# Collection entries:
>> begin

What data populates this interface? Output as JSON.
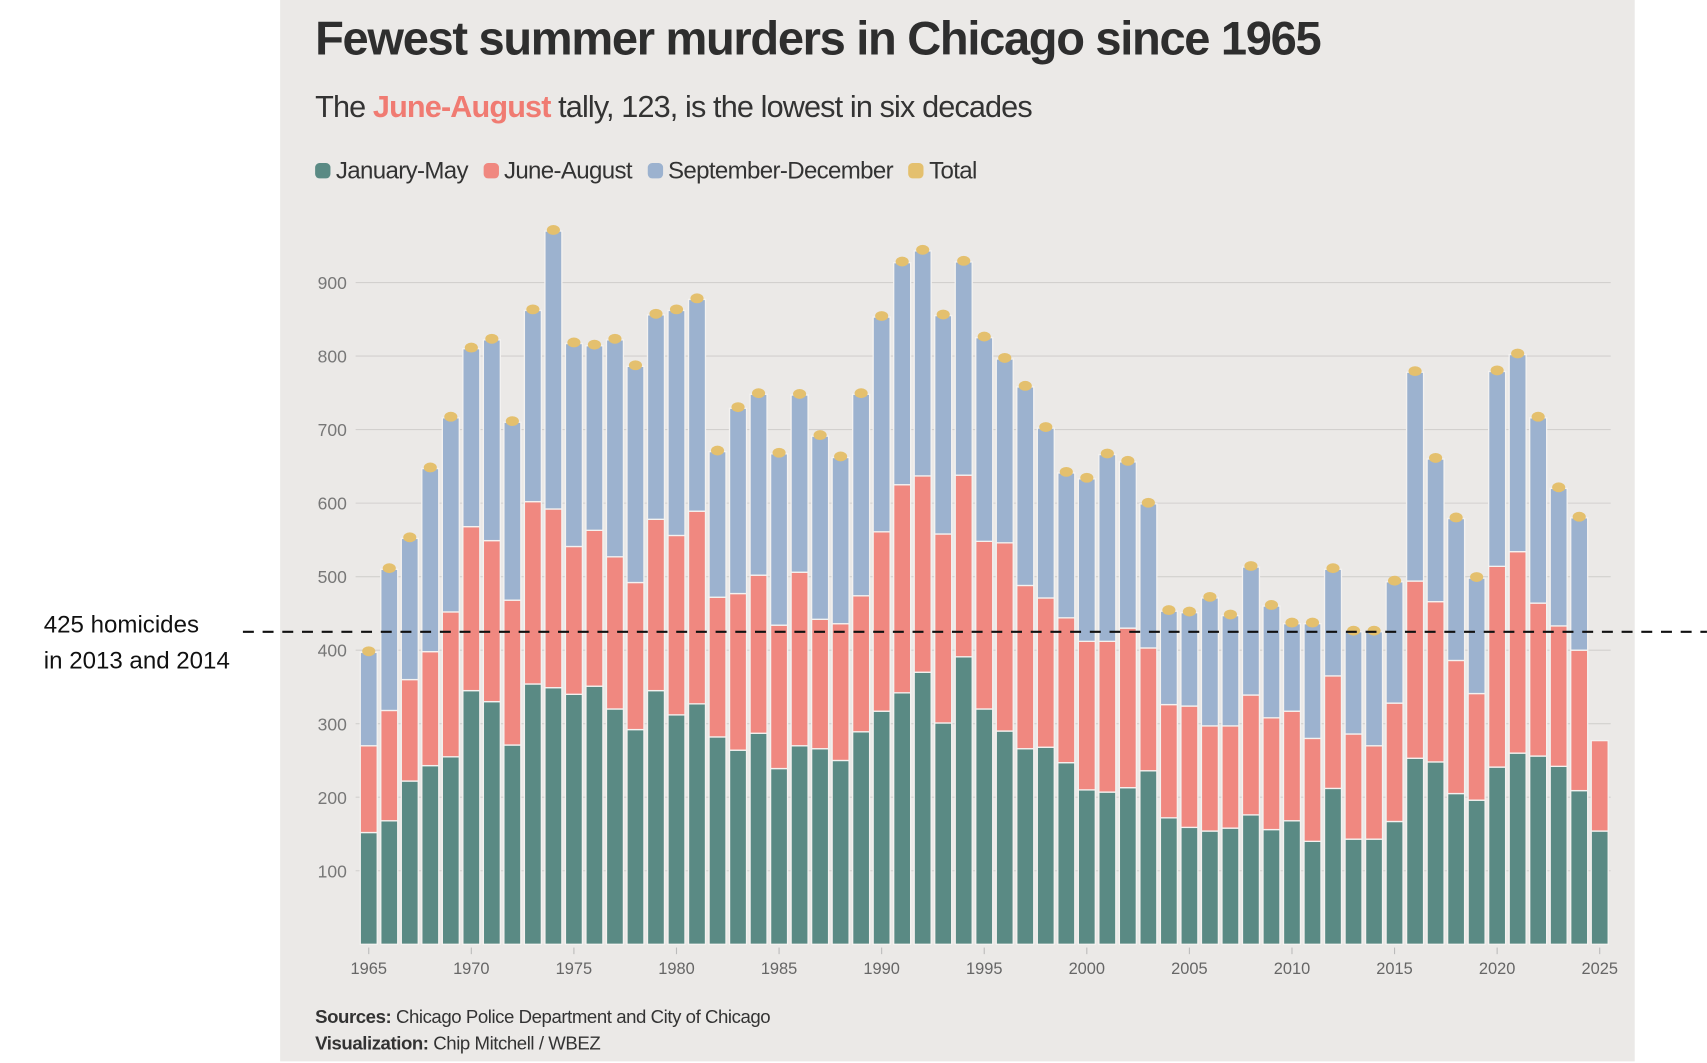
{
  "title": "Fewest summer murders in Chicago since 1965",
  "subtitle": {
    "pre": "The ",
    "highlight": "June-August",
    "post": " tally, 123, is the lowest in six decades"
  },
  "legend": [
    {
      "label": "January-May",
      "color": "#5a8a84"
    },
    {
      "label": "June-August",
      "color": "#f08880"
    },
    {
      "label": "September-December",
      "color": "#9cb2cf"
    },
    {
      "label": "Total",
      "color": "#e4c06e"
    }
  ],
  "annotation": {
    "line1": "425 homicides",
    "line2": "in 2013 and 2014",
    "value": 425
  },
  "footer": {
    "sources_label": "Sources:",
    "sources": " Chicago Police Department and City of Chicago",
    "viz_label": "Visualization:",
    "viz": " Chip Mitchell / WBEZ"
  },
  "chart_data": {
    "type": "bar",
    "stacked": true,
    "title": "Fewest summer murders in Chicago since 1965",
    "xlabel": "",
    "ylabel": "",
    "ylim": [
      0,
      980
    ],
    "yticks": [
      100,
      200,
      300,
      400,
      500,
      600,
      700,
      800,
      900
    ],
    "xticks": [
      1965,
      1970,
      1975,
      1980,
      1985,
      1990,
      1995,
      2000,
      2005,
      2010,
      2015,
      2020,
      2025
    ],
    "grid": true,
    "legend_position": "top-left",
    "x": [
      1965,
      1966,
      1967,
      1968,
      1969,
      1970,
      1971,
      1972,
      1973,
      1974,
      1975,
      1976,
      1977,
      1978,
      1979,
      1980,
      1981,
      1982,
      1983,
      1984,
      1985,
      1986,
      1987,
      1988,
      1989,
      1990,
      1991,
      1992,
      1993,
      1994,
      1995,
      1996,
      1997,
      1998,
      1999,
      2000,
      2001,
      2002,
      2003,
      2004,
      2005,
      2006,
      2007,
      2008,
      2009,
      2010,
      2011,
      2012,
      2013,
      2014,
      2015,
      2016,
      2017,
      2018,
      2019,
      2020,
      2021,
      2022,
      2023,
      2024,
      2025
    ],
    "series": [
      {
        "name": "January-May",
        "values": [
          152,
          168,
          222,
          243,
          255,
          345,
          330,
          271,
          354,
          349,
          340,
          351,
          320,
          292,
          345,
          312,
          327,
          282,
          264,
          287,
          239,
          270,
          266,
          250,
          289,
          317,
          342,
          370,
          301,
          391,
          320,
          290,
          266,
          268,
          247,
          210,
          207,
          213,
          236,
          172,
          159,
          154,
          158,
          176,
          156,
          168,
          140,
          212,
          143,
          143,
          167,
          253,
          248,
          205,
          196,
          241,
          260,
          256,
          242,
          209,
          154
        ]
      },
      {
        "name": "June-August",
        "values": [
          118,
          150,
          138,
          155,
          197,
          223,
          219,
          197,
          248,
          243,
          201,
          212,
          207,
          200,
          233,
          244,
          262,
          190,
          213,
          215,
          195,
          236,
          176,
          186,
          185,
          244,
          283,
          267,
          257,
          247,
          228,
          256,
          222,
          203,
          197,
          202,
          205,
          217,
          167,
          154,
          165,
          143,
          139,
          163,
          152,
          149,
          140,
          153,
          143,
          127,
          161,
          241,
          218,
          181,
          145,
          273,
          274,
          208,
          191,
          191,
          123
        ]
      },
      {
        "name": "September-December",
        "values": [
          127,
          192,
          192,
          249,
          264,
          242,
          273,
          242,
          260,
          378,
          276,
          251,
          295,
          294,
          278,
          306,
          288,
          198,
          252,
          246,
          233,
          241,
          249,
          226,
          274,
          292,
          302,
          306,
          297,
          290,
          277,
          250,
          270,
          231,
          197,
          221,
          254,
          226,
          196,
          127,
          127,
          174,
          150,
          174,
          152,
          119,
          156,
          145,
          139,
          155,
          165,
          284,
          194,
          193,
          157,
          265,
          268,
          252,
          187,
          180,
          null
        ]
      },
      {
        "name": "Total",
        "values": [
          397,
          510,
          552,
          647,
          716,
          810,
          822,
          710,
          862,
          970,
          817,
          814,
          822,
          786,
          856,
          862,
          877,
          670,
          729,
          748,
          667,
          747,
          691,
          662,
          748,
          853,
          927,
          943,
          855,
          928,
          825,
          796,
          758,
          702,
          641,
          633,
          666,
          656,
          599,
          453,
          451,
          471,
          447,
          513,
          460,
          436,
          436,
          510,
          425,
          425,
          493,
          778,
          660,
          579,
          498,
          779,
          802,
          716,
          620,
          580,
          null
        ]
      }
    ]
  }
}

>> end

# THE PROBLEM:
Copy every line from the entries that contains the word "name".

# SOLUTION TO THIS TASK:
        "name": "January-May",
        "name": "June-August",
        "name": "September-December",
        "name": "Total",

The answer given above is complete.